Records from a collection
--- START ---

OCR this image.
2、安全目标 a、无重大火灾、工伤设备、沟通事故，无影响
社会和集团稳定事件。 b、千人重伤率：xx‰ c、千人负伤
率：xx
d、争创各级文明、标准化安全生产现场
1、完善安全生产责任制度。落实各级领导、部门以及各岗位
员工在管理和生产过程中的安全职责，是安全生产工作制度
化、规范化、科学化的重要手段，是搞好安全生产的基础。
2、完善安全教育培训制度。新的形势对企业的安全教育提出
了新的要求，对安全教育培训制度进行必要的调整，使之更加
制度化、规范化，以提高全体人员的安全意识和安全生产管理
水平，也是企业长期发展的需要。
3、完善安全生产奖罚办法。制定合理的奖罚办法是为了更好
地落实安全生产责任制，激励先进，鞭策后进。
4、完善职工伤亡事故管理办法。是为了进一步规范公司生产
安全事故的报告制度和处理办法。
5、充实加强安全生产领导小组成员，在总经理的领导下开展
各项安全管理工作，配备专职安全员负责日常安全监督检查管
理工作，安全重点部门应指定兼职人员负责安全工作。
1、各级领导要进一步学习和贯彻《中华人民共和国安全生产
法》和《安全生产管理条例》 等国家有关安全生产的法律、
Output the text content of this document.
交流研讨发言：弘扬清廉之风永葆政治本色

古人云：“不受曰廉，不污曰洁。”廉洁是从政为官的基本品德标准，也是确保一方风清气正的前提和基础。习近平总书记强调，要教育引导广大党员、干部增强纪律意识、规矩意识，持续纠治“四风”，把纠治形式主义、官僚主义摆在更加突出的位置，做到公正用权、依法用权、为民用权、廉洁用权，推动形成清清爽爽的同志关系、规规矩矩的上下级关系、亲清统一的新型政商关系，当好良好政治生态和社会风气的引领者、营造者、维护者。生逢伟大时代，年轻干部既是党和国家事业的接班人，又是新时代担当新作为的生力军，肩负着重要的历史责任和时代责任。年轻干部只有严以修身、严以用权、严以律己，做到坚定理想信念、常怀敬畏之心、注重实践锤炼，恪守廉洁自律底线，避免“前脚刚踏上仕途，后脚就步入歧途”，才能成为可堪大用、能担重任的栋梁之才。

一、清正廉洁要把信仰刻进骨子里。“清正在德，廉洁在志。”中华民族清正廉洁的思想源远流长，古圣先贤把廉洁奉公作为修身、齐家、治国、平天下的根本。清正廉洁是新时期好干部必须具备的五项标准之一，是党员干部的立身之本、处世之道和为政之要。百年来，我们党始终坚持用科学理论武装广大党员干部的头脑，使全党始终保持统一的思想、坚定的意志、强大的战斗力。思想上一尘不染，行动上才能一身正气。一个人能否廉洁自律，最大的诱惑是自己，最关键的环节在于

--- END ---

- [DIRECTION]:
Print the whole listing again, exactly.

- [EXERCISE RESULT]:
OCR this image.
2、安全目标 a、无重大火灾、工伤设备、沟通事故，无影响
社会和集团稳定事件。 b、千人重伤率：xx‰ c、千人负伤
率：xx
d、争创各级文明、标准化安全生产现场
1、完善安全生产责任制度。落实各级领导、部门以及各岗位
员工在管理和生产过程中的安全职责，是安全生产工作制度
化、规范化、科学化的重要手段，是搞好安全生产的基础。
2、完善安全教育培训制度。新的形势对企业的安全教育提出
了新的要求，对安全教育培训制度进行必要的调整，使之更加
制度化、规范化，以提高全体人员的安全意识和安全生产管理
水平，也是企业长期发展的需要。
3、完善安全生产奖罚办法。制定合理的奖罚办法是为了更好
地落实安全生产责任制，激励先进，鞭策后进。
4、完善职工伤亡事故管理办法。是为了进一步规范公司生产
安全事故的报告制度和处理办法。
5、充实加强安全生产领导小组成员，在总经理的领导下开展
各项安全管理工作，配备专职安全员负责日常安全监督检查管
理工作，安全重点部门应指定兼职人员负责安全工作。
1、各级领导要进一步学习和贯彻《中华人民共和国安全生产
法》和《安全生产管理条例》 等国家有关安全生产的法律、
Output the text content of this document.
交流研讨发言：弘扬清廉之风永葆政治本色

古人云：“不受曰廉，不污曰洁。”廉洁是从政为官的基本品德标准，也是确保一方风清气正的前提和基础。习近平总书记强调，要教育引导广大党员、干部增强纪律意识、规矩意识，持续纠治“四风”，把纠治形式主义、官僚主义摆在更加突出的位置，做到公正用权、依法用权、为民用权、廉洁用权，推动形成清清爽爽的同志关系、规规矩矩的上下级关系、亲清统一的新型政商关系，当好良好政治生态和社会风气的引领者、营造者、维护者。生逢伟大时代，年轻干部既是党和国家事业的接班人，又是新时代担当新作为的生力军，肩负着重要的历史责任和时代责任。年轻干部只有严以修身、严以用权、严以律己，做到坚定理想信念、常怀敬畏之心、注重实践锤炼，恪守廉洁自律底线，避免“前脚刚踏上仕途，后脚就步入歧途”，才能成为可堪大用、能担重任的栋梁之才。

一、清正廉洁要把信仰刻进骨子里。“清正在德，廉洁在志。”中华民族清正廉洁的思想源远流长，古圣先贤把廉洁奉公作为修身、齐家、治国、平天下的根本。清正廉洁是新时期好干部必须具备的五项标准之一，是党员干部的立身之本、处世之道和为政之要。百年来，我们党始终坚持用科学理论武装广大党员干部的头脑，使全党始终保持统一的思想、坚定的意志、强大的战斗力。思想上一尘不染，行动上才能一身正气。一个人能否廉洁自律，最大的诱惑是自己，最关键的环节在于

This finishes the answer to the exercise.